→ **THE EXERCISE**
Where a line contains the string "admirable", copy that line.

→ **GIVEN RECORDS**
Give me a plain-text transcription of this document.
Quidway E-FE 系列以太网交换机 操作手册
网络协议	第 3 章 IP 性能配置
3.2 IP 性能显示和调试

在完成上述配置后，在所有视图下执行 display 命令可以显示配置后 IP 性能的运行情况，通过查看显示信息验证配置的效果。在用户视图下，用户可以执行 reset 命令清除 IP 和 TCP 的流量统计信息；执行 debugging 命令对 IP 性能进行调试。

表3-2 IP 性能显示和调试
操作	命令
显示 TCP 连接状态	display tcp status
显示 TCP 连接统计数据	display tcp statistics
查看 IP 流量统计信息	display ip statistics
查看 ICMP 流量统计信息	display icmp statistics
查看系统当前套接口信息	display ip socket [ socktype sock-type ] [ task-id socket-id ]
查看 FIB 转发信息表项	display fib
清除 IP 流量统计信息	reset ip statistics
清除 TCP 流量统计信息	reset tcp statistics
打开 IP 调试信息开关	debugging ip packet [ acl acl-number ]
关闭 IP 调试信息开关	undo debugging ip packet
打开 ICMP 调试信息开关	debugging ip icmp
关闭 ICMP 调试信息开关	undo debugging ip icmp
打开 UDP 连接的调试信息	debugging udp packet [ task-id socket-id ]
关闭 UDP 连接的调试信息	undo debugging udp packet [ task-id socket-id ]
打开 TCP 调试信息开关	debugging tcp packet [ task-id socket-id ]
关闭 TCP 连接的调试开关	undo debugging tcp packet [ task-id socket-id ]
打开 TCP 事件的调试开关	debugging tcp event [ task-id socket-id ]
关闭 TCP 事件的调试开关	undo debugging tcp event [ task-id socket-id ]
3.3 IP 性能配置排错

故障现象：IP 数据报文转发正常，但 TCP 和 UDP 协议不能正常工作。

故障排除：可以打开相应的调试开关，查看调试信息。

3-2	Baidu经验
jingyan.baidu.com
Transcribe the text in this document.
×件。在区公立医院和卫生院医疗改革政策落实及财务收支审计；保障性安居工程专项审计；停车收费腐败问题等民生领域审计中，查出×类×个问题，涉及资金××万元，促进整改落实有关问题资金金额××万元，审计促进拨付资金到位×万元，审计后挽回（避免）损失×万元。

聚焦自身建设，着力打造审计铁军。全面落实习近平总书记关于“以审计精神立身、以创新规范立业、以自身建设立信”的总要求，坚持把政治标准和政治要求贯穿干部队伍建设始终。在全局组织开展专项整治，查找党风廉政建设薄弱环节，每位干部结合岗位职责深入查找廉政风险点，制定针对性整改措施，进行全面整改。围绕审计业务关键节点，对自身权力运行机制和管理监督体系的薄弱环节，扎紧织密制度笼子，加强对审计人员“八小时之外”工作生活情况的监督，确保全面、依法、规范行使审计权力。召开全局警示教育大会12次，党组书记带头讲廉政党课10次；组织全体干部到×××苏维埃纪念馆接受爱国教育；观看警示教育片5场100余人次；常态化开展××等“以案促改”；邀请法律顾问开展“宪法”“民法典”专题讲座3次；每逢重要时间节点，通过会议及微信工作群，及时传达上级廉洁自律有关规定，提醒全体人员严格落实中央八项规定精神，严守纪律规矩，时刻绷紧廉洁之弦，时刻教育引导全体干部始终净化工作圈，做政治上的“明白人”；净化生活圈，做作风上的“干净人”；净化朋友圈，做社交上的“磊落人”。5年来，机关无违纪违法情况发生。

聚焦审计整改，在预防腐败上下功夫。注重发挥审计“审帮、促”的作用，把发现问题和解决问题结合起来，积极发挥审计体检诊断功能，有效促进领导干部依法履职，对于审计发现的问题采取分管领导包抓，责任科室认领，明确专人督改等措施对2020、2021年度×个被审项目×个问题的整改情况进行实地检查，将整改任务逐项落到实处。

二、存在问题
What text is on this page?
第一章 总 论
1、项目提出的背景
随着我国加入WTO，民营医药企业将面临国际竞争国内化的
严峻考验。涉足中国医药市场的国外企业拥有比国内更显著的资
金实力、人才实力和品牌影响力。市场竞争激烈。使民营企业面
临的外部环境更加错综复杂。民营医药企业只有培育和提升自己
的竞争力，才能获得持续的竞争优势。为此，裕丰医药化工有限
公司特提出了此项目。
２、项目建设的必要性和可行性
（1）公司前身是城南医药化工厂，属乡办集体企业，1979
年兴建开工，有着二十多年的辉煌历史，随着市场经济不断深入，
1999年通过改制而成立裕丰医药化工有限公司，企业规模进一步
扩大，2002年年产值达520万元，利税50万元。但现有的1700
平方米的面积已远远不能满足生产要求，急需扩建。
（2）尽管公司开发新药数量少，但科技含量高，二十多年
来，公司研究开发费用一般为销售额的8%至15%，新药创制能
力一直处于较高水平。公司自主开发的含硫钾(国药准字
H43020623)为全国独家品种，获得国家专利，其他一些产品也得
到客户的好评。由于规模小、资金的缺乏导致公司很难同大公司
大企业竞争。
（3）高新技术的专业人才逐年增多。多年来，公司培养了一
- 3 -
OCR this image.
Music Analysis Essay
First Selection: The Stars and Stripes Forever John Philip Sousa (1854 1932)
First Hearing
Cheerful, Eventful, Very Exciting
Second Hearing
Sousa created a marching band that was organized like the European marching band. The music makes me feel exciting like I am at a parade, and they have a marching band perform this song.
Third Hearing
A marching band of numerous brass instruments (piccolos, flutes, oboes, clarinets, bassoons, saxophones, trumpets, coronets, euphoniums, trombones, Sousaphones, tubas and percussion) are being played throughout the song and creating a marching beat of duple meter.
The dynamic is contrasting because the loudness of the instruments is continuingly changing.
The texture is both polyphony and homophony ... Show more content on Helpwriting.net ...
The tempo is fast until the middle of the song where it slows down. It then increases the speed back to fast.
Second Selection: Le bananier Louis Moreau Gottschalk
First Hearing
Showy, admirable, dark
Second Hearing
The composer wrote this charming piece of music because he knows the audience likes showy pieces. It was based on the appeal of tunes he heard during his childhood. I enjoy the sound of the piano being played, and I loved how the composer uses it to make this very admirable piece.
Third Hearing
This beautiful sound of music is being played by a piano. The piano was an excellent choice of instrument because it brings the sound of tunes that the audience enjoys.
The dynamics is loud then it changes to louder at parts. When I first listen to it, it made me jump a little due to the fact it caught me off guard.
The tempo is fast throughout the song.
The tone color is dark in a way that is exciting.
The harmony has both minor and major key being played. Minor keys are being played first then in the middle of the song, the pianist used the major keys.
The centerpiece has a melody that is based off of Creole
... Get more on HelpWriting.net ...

→ **RESULT OF THE EXERCISE**
Showy, admirable, dark
The composer wrote this charming piece of music because he knows the audience likes showy pieces. It was based on the appeal of tunes he heard during his childhood. I enjoy the sound of the piano being played, and I loved how the composer uses it to make this very admirable piece.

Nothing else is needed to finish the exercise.